[A block of data]
+--

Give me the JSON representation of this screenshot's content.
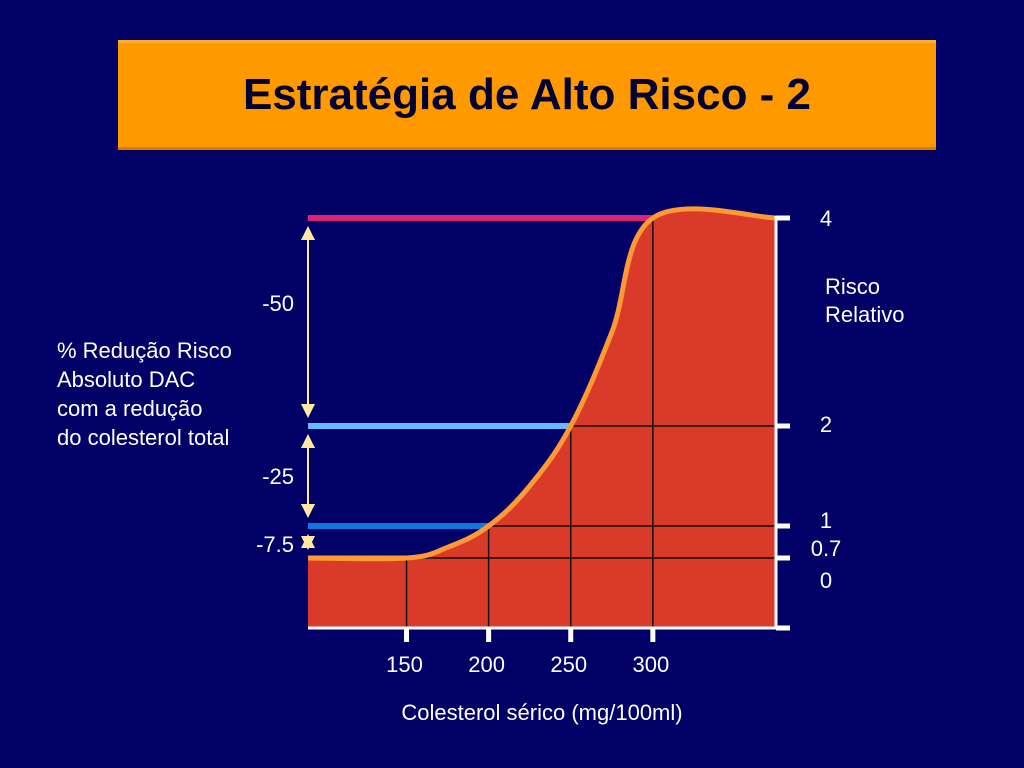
{
  "title": "Estratégia de Alto Risco - 2",
  "colors": {
    "background": "#000066",
    "title_bg": "#ff9900",
    "area_fill": "#d93a2a",
    "curve": "#ff9933",
    "line_top": "#dd2277",
    "line_mid": "#66bbff",
    "line_low": "#1177dd",
    "arrow": "#ffe8a0"
  },
  "chart_data": {
    "type": "area",
    "xlabel": "Colesterol sérico (mg/100ml)",
    "ylabel": "Risco Relativo",
    "ylabel_lines": [
      "Risco",
      "Relativo"
    ],
    "x_ticks": [
      150,
      200,
      250,
      300
    ],
    "x_tick_labels": [
      "150",
      "200",
      "250",
      "300"
    ],
    "y_ticks": [
      {
        "value": 0,
        "label": "0"
      },
      {
        "value": 0.7,
        "label": "0.7"
      },
      {
        "value": 1,
        "label": "1"
      },
      {
        "value": 2,
        "label": "2"
      },
      {
        "value": 4,
        "label": "4"
      }
    ],
    "series": [
      {
        "x": [
          90,
          150,
          175,
          200,
          225,
          250,
          275,
          300,
          375
        ],
        "y": [
          0.7,
          0.7,
          0.8,
          1.0,
          1.4,
          2.0,
          2.9,
          4.0,
          4.0
        ]
      }
    ],
    "reference_lines": [
      {
        "y": 4,
        "x_end": 300
      },
      {
        "y": 2,
        "x_end": 250
      },
      {
        "y": 1,
        "x_end": 200
      }
    ],
    "reductions": [
      {
        "label": "-50",
        "from": 4,
        "to": 2
      },
      {
        "label": "-25",
        "from": 2,
        "to": 1
      },
      {
        "label": "-7.5",
        "from": 1,
        "to": 0.7
      }
    ],
    "annotation_lines": [
      "% Redução Risco",
      "Absoluto DAC",
      "com a redução",
      "do colesterol total"
    ]
  }
}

+--

Scan the material above for the string "value" and return the lines that hold it.

        "value": 0,
        "value": 0.7,
        "value": 1,
        "value": 2,
        "value": 4,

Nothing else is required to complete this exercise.